§ **TASK PROMPT**
Gather up all lines that carry the word "ภาษาจ".

§ **Stored entries**
========
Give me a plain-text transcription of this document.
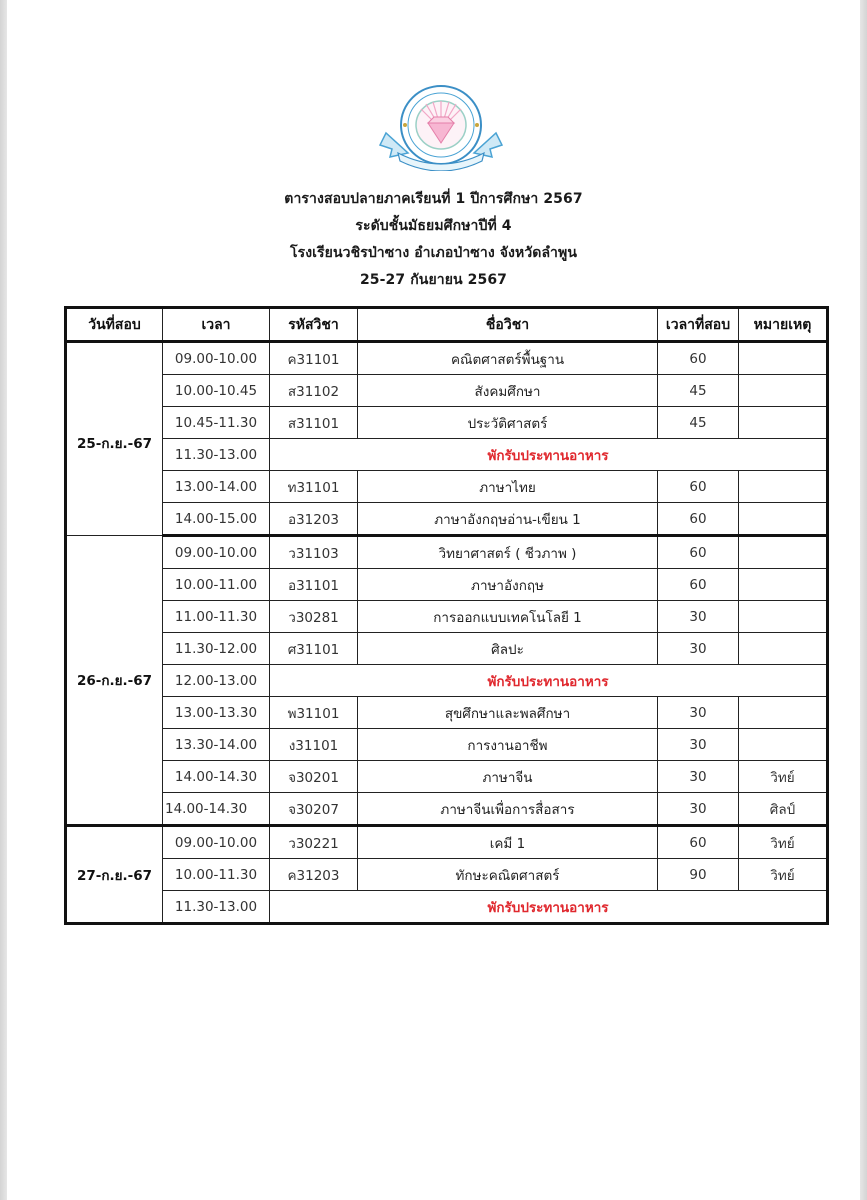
ตารางสอบปลายภาคเรียนที่ 1 ปีการศึกษา 2567
ระดับชั้นมัธยมศึกษาปีที่ 4
โรงเรียนวชิรป่าซาง อำเภอป่าซาง จังหวัดลำพูน
25-27 กันยายน 2567
วันที่สอบ	เวลา	รหัสวิชา	ชื่อวิชา	เวลาที่สอบ	หมายเหตุ
25-ก.ย.-67	09.00-10.00	ค31101	คณิตศาสตร์พื้นฐาน	60	
	10.00-10.45	ส31102	สังคมศึกษา	45	
	10.45-11.30	ส31101	ประวัติศาสตร์	45	
	11.30-13.00	พักรับประทานอาหาร			
	13.00-14.00	ท31101	ภาษาไทย	60	
	14.00-15.00	อ31203	ภาษาอังกฤษอ่าน-เขียน 1	60	
26-ก.ย.-67	09.00-10.00	ว31103	วิทยาศาสตร์ ( ชีวภาพ )	60	
	10.00-11.00	อ31101	ภาษาอังกฤษ	60	
	11.00-11.30	ว30281	การออกแบบเทคโนโลยี 1	30	
	11.30-12.00	ศ31101	ศิลปะ	30	
	12.00-13.00	พักรับประทานอาหาร			
	13.00-13.30	พ31101	สุขศึกษาและพลศึกษา	30	
	13.30-14.00	ง31101	การงานอาชีพ	30	
	14.00-14.30	จ30201	ภาษาจีน	30	วิทย์
	14.00-14.30	จ30207	ภาษาจีนเพื่อการสื่อสาร	30	ศิลป์
27-ก.ย.-67	09.00-10.00	ว30221	เคมี 1	60	วิทย์
	10.00-11.30	ค31203	ทักษะคณิตศาสตร์	90	วิทย์
	11.30-13.00	พักรับประทานอาหาร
========
§ **SOLUTION**
	14.00-14.30	จ30201	ภาษาจีน	30	วิทย์
	14.00-14.30	จ30207	ภาษาจีนเพื่อการสื่อสาร	30	ศิลป์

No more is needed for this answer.